AIM OF THE TASK: Copy out every line containing the word "放电后Discharge".

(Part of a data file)
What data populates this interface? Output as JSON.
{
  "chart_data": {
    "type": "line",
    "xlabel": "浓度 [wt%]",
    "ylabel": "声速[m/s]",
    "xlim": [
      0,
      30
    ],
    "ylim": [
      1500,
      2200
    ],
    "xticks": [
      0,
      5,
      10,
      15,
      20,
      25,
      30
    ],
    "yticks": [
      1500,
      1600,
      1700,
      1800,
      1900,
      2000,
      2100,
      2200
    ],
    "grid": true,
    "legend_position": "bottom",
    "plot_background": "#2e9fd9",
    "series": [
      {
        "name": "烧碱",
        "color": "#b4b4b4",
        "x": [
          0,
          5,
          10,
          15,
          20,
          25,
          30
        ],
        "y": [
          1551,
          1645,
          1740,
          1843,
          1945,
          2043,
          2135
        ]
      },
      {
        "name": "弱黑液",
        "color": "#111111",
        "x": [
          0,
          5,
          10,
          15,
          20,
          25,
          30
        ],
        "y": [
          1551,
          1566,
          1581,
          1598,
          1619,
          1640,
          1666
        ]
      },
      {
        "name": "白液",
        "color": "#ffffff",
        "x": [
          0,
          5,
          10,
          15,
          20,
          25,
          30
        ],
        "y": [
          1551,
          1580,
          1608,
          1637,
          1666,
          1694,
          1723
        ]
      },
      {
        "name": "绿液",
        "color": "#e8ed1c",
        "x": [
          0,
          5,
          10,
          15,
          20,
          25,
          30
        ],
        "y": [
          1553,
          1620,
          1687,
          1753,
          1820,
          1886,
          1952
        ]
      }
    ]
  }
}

==

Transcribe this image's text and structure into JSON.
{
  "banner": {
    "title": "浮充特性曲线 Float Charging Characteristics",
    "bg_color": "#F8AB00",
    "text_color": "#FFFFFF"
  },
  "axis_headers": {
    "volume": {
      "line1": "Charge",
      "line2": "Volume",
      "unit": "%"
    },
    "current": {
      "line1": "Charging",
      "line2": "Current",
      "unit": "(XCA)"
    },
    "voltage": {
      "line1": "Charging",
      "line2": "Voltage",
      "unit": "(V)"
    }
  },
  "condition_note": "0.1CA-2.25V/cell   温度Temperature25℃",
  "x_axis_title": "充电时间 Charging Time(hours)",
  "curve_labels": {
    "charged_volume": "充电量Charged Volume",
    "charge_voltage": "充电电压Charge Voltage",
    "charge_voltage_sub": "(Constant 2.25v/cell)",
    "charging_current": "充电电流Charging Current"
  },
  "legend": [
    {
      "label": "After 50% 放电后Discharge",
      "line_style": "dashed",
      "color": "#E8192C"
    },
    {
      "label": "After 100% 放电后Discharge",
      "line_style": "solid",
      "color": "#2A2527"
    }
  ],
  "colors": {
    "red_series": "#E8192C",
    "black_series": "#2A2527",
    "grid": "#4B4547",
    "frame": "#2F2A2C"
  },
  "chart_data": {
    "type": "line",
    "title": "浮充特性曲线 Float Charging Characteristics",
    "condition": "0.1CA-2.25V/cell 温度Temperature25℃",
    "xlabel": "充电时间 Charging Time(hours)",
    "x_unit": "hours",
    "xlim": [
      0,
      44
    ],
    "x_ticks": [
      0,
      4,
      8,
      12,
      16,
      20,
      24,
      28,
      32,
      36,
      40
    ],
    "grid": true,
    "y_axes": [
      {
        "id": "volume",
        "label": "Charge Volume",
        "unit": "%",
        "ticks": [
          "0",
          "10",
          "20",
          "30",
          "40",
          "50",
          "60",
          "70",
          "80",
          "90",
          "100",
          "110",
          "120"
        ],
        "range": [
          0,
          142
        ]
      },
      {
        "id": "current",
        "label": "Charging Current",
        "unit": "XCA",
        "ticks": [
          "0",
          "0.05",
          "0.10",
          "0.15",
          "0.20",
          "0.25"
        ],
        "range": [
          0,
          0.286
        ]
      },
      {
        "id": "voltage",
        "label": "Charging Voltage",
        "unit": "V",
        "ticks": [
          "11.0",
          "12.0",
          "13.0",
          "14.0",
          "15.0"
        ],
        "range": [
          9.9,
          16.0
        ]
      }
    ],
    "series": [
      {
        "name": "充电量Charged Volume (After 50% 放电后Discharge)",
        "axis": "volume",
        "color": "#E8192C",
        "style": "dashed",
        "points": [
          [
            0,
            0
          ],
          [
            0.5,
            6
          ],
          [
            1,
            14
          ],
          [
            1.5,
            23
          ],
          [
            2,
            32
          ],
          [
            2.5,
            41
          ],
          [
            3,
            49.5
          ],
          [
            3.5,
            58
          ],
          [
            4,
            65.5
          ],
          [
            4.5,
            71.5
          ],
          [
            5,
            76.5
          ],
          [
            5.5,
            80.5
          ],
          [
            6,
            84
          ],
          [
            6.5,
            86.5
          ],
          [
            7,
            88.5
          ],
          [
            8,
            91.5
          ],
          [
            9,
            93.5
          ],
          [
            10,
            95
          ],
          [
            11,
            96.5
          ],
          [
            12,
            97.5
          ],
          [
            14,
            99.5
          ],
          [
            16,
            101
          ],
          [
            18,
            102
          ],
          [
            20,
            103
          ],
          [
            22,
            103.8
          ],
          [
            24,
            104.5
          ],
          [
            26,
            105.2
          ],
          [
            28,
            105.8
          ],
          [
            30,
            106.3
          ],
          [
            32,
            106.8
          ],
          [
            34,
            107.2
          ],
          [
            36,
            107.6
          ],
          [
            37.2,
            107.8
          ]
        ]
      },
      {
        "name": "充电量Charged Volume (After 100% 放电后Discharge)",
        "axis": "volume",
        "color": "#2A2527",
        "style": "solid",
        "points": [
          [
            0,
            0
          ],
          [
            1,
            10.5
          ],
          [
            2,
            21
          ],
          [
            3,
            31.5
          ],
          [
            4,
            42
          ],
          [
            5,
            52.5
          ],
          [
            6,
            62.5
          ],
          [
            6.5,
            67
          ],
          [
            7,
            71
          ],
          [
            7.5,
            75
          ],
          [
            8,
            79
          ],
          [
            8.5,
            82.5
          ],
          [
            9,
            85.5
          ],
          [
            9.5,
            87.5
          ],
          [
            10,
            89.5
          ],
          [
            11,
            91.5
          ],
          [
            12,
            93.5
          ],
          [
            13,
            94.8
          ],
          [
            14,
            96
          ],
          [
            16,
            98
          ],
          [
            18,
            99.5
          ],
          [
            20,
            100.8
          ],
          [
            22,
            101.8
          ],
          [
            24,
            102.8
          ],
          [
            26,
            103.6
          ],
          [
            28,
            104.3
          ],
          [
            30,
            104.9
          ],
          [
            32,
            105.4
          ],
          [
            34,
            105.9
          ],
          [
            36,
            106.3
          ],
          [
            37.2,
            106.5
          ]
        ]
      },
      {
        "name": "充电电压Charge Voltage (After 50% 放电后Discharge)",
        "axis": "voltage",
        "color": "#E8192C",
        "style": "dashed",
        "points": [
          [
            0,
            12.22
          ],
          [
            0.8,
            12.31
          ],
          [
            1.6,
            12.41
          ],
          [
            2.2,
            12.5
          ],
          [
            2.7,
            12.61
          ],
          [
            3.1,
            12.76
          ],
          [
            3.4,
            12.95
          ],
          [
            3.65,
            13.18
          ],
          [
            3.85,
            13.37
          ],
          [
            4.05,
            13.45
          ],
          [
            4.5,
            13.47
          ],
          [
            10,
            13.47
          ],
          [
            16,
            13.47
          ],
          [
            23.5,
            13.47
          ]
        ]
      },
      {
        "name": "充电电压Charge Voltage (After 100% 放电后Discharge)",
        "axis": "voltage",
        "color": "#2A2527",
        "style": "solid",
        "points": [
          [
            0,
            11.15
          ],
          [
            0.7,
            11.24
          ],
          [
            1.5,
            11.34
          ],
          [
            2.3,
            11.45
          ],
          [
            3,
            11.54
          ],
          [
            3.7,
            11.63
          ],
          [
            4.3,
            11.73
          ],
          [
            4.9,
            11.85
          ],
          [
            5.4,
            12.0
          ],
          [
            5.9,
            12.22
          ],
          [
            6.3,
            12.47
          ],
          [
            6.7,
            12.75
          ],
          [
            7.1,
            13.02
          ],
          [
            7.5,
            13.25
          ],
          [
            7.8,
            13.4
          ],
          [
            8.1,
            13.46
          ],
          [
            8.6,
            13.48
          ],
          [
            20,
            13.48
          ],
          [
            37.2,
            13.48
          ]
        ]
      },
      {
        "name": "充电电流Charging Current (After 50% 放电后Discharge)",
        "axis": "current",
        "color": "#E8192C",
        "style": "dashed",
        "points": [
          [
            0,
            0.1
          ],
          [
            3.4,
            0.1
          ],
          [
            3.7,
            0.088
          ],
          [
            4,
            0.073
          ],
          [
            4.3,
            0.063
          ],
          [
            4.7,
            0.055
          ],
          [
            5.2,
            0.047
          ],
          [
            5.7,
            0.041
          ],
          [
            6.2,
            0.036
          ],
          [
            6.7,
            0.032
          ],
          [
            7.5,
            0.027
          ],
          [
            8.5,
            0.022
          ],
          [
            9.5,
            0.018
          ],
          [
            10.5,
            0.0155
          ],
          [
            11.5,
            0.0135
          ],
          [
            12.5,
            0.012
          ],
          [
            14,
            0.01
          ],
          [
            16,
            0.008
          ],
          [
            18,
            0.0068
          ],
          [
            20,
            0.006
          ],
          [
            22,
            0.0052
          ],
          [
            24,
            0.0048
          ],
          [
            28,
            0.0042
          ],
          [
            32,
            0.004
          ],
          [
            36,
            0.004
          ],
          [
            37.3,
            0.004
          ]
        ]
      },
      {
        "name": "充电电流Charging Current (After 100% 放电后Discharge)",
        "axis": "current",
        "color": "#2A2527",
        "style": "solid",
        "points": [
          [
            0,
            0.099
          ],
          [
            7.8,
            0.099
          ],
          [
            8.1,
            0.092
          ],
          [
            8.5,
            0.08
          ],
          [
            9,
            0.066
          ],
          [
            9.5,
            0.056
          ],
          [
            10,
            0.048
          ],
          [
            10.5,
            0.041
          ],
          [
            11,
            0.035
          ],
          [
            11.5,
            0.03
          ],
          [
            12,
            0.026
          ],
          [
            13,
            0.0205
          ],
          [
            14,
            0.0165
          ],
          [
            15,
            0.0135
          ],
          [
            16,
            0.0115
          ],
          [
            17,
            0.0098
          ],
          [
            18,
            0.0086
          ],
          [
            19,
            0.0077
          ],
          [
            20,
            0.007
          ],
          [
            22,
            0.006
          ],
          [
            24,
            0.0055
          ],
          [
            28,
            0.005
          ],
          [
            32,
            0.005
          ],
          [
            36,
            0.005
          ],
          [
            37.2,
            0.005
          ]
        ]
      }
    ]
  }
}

EXERCISE OUTPUT:
      "label": "After 50% 放电后Discharge",
      "label": "After 100% 放电后Discharge",
        "name": "充电量Charged Volume (After 50% 放电后Discharge)",
        "name": "充电量Charged Volume (After 100% 放电后Discharge)",
        "name": "充电电压Charge Voltage (After 50% 放电后Discharge)",
        "name": "充电电压Charge Voltage (After 100% 放电后Discharge)",
        "name": "充电电流Charging Current (After 50% 放电后Discharge)",
        "name": "充电电流Charging Current (After 100% 放电后Discharge)",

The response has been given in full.